[BEGIN EXERCISE MATERIAL]

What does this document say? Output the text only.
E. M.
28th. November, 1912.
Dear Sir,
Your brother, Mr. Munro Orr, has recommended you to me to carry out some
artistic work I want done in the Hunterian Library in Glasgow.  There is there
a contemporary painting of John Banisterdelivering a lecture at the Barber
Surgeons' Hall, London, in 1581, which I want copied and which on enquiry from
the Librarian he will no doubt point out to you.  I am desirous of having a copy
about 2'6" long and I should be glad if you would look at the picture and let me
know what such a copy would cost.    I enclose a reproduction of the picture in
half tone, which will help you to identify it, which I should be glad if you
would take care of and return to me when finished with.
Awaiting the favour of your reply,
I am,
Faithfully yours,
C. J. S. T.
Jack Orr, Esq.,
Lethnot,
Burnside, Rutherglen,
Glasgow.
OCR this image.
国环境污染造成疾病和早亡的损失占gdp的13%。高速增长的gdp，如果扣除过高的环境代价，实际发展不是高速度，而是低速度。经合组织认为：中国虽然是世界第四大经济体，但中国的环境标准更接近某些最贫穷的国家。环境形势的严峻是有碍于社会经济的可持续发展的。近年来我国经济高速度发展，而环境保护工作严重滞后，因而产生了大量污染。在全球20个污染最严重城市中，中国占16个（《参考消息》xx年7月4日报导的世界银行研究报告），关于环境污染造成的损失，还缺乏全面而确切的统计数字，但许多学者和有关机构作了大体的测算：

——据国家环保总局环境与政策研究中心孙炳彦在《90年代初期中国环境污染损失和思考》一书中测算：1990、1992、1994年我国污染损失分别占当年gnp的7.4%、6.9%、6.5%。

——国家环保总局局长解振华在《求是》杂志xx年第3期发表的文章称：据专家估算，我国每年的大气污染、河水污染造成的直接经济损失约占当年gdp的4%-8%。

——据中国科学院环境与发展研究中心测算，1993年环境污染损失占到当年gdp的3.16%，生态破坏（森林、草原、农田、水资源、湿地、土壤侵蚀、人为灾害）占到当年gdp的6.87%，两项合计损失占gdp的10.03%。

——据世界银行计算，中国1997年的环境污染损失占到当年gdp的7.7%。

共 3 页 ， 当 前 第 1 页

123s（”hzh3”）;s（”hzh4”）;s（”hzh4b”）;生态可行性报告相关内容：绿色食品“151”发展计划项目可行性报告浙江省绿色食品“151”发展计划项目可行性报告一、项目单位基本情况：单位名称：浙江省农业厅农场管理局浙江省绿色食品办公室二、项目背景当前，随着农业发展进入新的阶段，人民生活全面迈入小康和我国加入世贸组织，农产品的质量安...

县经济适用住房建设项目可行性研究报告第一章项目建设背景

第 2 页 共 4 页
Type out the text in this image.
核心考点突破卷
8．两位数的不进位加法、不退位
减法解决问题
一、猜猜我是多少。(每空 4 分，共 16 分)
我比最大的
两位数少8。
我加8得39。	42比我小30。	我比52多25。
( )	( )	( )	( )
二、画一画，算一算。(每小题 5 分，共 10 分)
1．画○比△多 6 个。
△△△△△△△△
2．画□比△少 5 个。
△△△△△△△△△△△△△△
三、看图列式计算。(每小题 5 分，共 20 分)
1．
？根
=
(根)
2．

[END EXERCISE MATERIAL]

→ **SET TASK**: The records above are to be copied in full, exactly as written.

→ **TASK ANSWER**:
What does this document say? Output the text only.
E. M.
28th. November, 1912.
Dear Sir,
Your brother, Mr. Munro Orr, has recommended you to me to carry out some
artistic work I want done in the Hunterian Library in Glasgow.  There is there
a contemporary painting of John Banisterdelivering a lecture at the Barber
Surgeons' Hall, London, in 1581, which I want copied and which on enquiry from
the Librarian he will no doubt point out to you.  I am desirous of having a copy
about 2'6" long and I should be glad if you would look at the picture and let me
know what such a copy would cost.    I enclose a reproduction of the picture in
half tone, which will help you to identify it, which I should be glad if you
would take care of and return to me when finished with.
Awaiting the favour of your reply,
I am,
Faithfully yours,
C. J. S. T.
Jack Orr, Esq.,
Lethnot,
Burnside, Rutherglen,
Glasgow.
OCR this image.
国环境污染造成疾病和早亡的损失占gdp的13%。高速增长的gdp，如果扣除过高的环境代价，实际发展不是高速度，而是低速度。经合组织认为：中国虽然是世界第四大经济体，但中国的环境标准更接近某些最贫穷的国家。环境形势的严峻是有碍于社会经济的可持续发展的。近年来我国经济高速度发展，而环境保护工作严重滞后，因而产生了大量污染。在全球20个污染最严重城市中，中国占16个（《参考消息》xx年7月4日报导的世界银行研究报告），关于环境污染造成的损失，还缺乏全面而确切的统计数字，但许多学者和有关机构作了大体的测算：

——据国家环保总局环境与政策研究中心孙炳彦在《90年代初期中国环境污染损失和思考》一书中测算：1990、1992、1994年我国污染损失分别占当年gnp的7.4%、6.9%、6.5%。

——国家环保总局局长解振华在《求是》杂志xx年第3期发表的文章称：据专家估算，我国每年的大气污染、河水污染造成的直接经济损失约占当年gdp的4%-8%。

——据中国科学院环境与发展研究中心测算，1993年环境污染损失占到当年gdp的3.16%，生态破坏（森林、草原、农田、水资源、湿地、土壤侵蚀、人为灾害）占到当年gdp的6.87%，两项合计损失占gdp的10.03%。

——据世界银行计算，中国1997年的环境污染损失占到当年gdp的7.7%。

共 3 页 ， 当 前 第 1 页

123s（”hzh3”）;s（”hzh4”）;s（”hzh4b”）;生态可行性报告相关内容：绿色食品“151”发展计划项目可行性报告浙江省绿色食品“151”发展计划项目可行性报告一、项目单位基本情况：单位名称：浙江省农业厅农场管理局浙江省绿色食品办公室二、项目背景当前，随着农业发展进入新的阶段，人民生活全面迈入小康和我国加入世贸组织，农产品的质量安...

县经济适用住房建设项目可行性研究报告第一章项目建设背景

第 2 页 共 4 页
Type out the text in this image.
核心考点突破卷
8．两位数的不进位加法、不退位
减法解决问题
一、猜猜我是多少。(每空 4 分，共 16 分)
我比最大的
两位数少8。
我加8得39。	42比我小30。	我比52多25。
( )	( )	( )	( )
二、画一画，算一算。(每小题 5 分，共 10 分)
1．画○比△多 6 个。
△△△△△△△△
2．画□比△少 5 个。
△△△△△△△△△△△△△△
三、看图列式计算。(每小题 5 分，共 20 分)
1．
？根
=
(根)
2．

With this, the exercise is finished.